[MATERIAL PROVIDED start]

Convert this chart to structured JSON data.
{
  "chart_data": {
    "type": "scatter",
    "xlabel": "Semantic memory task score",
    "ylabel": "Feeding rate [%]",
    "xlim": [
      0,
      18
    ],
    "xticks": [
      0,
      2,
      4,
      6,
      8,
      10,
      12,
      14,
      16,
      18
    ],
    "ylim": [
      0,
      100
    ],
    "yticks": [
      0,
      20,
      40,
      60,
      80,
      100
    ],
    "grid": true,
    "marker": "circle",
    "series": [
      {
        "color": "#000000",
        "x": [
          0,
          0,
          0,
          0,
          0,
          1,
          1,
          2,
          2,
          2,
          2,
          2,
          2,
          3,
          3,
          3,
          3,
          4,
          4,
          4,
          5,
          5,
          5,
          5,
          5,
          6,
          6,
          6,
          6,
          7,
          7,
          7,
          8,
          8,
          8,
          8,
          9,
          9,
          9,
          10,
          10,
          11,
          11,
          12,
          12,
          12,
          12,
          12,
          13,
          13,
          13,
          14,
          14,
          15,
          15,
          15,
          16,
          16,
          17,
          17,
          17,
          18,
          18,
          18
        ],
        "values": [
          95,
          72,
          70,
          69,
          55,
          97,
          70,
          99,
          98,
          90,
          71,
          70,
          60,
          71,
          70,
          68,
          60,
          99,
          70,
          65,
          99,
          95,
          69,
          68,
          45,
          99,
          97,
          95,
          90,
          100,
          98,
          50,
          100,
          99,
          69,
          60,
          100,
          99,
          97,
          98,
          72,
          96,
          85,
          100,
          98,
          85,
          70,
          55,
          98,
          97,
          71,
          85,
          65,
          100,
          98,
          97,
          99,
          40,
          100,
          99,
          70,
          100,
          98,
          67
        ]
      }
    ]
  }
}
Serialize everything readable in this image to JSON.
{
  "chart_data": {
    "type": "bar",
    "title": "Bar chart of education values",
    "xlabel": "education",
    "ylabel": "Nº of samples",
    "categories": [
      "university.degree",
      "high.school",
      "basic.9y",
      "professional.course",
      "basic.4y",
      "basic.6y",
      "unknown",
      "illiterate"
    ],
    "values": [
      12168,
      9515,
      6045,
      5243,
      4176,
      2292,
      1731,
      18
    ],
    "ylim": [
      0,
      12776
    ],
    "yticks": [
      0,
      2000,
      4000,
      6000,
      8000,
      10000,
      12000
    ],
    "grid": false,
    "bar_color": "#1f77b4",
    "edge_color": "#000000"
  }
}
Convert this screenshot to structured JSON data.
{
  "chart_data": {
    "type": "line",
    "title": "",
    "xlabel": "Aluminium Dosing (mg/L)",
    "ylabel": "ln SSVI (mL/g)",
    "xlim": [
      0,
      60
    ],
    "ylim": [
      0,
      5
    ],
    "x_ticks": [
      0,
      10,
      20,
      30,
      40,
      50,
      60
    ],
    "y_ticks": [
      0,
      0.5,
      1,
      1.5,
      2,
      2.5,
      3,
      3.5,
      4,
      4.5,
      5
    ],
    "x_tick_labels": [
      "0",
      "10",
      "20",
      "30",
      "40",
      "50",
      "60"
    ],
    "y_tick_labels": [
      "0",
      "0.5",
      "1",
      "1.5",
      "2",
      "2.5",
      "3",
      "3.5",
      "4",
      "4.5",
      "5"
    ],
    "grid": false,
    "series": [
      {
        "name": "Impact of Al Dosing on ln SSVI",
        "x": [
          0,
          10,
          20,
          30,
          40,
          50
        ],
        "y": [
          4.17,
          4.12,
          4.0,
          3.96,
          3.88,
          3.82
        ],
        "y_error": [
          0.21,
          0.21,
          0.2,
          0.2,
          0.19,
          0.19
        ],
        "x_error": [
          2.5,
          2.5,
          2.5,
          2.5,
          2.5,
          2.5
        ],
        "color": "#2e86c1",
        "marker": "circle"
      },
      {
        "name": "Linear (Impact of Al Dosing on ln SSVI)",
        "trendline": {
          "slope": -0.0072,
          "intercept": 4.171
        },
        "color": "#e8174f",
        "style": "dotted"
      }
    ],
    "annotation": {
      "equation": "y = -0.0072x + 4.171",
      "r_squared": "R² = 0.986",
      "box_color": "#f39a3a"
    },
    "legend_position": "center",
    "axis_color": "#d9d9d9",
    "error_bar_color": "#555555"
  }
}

[MATERIAL PROVIDED end]

**WHAT TO PRODUCE:** Every line above should be printed again exactly as it stands.

**RESPONSE FOR THIS EXERCISE:**
Convert this chart to structured JSON data.
{
  "chart_data": {
    "type": "scatter",
    "xlabel": "Semantic memory task score",
    "ylabel": "Feeding rate [%]",
    "xlim": [
      0,
      18
    ],
    "xticks": [
      0,
      2,
      4,
      6,
      8,
      10,
      12,
      14,
      16,
      18
    ],
    "ylim": [
      0,
      100
    ],
    "yticks": [
      0,
      20,
      40,
      60,
      80,
      100
    ],
    "grid": true,
    "marker": "circle",
    "series": [
      {
        "color": "#000000",
        "x": [
          0,
          0,
          0,
          0,
          0,
          1,
          1,
          2,
          2,
          2,
          2,
          2,
          2,
          3,
          3,
          3,
          3,
          4,
          4,
          4,
          5,
          5,
          5,
          5,
          5,
          6,
          6,
          6,
          6,
          7,
          7,
          7,
          8,
          8,
          8,
          8,
          9,
          9,
          9,
          10,
          10,
          11,
          11,
          12,
          12,
          12,
          12,
          12,
          13,
          13,
          13,
          14,
          14,
          15,
          15,
          15,
          16,
          16,
          17,
          17,
          17,
          18,
          18,
          18
        ],
        "values": [
          95,
          72,
          70,
          69,
          55,
          97,
          70,
          99,
          98,
          90,
          71,
          70,
          60,
          71,
          70,
          68,
          60,
          99,
          70,
          65,
          99,
          95,
          69,
          68,
          45,
          99,
          97,
          95,
          90,
          100,
          98,
          50,
          100,
          99,
          69,
          60,
          100,
          99,
          97,
          98,
          72,
          96,
          85,
          100,
          98,
          85,
          70,
          55,
          98,
          97,
          71,
          85,
          65,
          100,
          98,
          97,
          99,
          40,
          100,
          99,
          70,
          100,
          98,
          67
        ]
      }
    ]
  }
}
Serialize everything readable in this image to JSON.
{
  "chart_data": {
    "type": "bar",
    "title": "Bar chart of education values",
    "xlabel": "education",
    "ylabel": "Nº of samples",
    "categories": [
      "university.degree",
      "high.school",
      "basic.9y",
      "professional.course",
      "basic.4y",
      "basic.6y",
      "unknown",
      "illiterate"
    ],
    "values": [
      12168,
      9515,
      6045,
      5243,
      4176,
      2292,
      1731,
      18
    ],
    "ylim": [
      0,
      12776
    ],
    "yticks": [
      0,
      2000,
      4000,
      6000,
      8000,
      10000,
      12000
    ],
    "grid": false,
    "bar_color": "#1f77b4",
    "edge_color": "#000000"
  }
}
Convert this screenshot to structured JSON data.
{
  "chart_data": {
    "type": "line",
    "title": "",
    "xlabel": "Aluminium Dosing (mg/L)",
    "ylabel": "ln SSVI (mL/g)",
    "xlim": [
      0,
      60
    ],
    "ylim": [
      0,
      5
    ],
    "x_ticks": [
      0,
      10,
      20,
      30,
      40,
      50,
      60
    ],
    "y_ticks": [
      0,
      0.5,
      1,
      1.5,
      2,
      2.5,
      3,
      3.5,
      4,
      4.5,
      5
    ],
    "x_tick_labels": [
      "0",
      "10",
      "20",
      "30",
      "40",
      "50",
      "60"
    ],
    "y_tick_labels": [
      "0",
      "0.5",
      "1",
      "1.5",
      "2",
      "2.5",
      "3",
      "3.5",
      "4",
      "4.5",
      "5"
    ],
    "grid": false,
    "series": [
      {
        "name": "Impact of Al Dosing on ln SSVI",
        "x": [
          0,
          10,
          20,
          30,
          40,
          50
        ],
        "y": [
          4.17,
          4.12,
          4.0,
          3.96,
          3.88,
          3.82
        ],
        "y_error": [
          0.21,
          0.21,
          0.2,
          0.2,
          0.19,
          0.19
        ],
        "x_error": [
          2.5,
          2.5,
          2.5,
          2.5,
          2.5,
          2.5
        ],
        "color": "#2e86c1",
        "marker": "circle"
      },
      {
        "name": "Linear (Impact of Al Dosing on ln SSVI)",
        "trendline": {
          "slope": -0.0072,
          "intercept": 4.171
        },
        "color": "#e8174f",
        "style": "dotted"
      }
    ],
    "annotation": {
      "equation": "y = -0.0072x + 4.171",
      "r_squared": "R² = 0.986",
      "box_color": "#f39a3a"
    },
    "legend_position": "center",
    "axis_color": "#d9d9d9",
    "error_bar_color": "#555555"
  }
}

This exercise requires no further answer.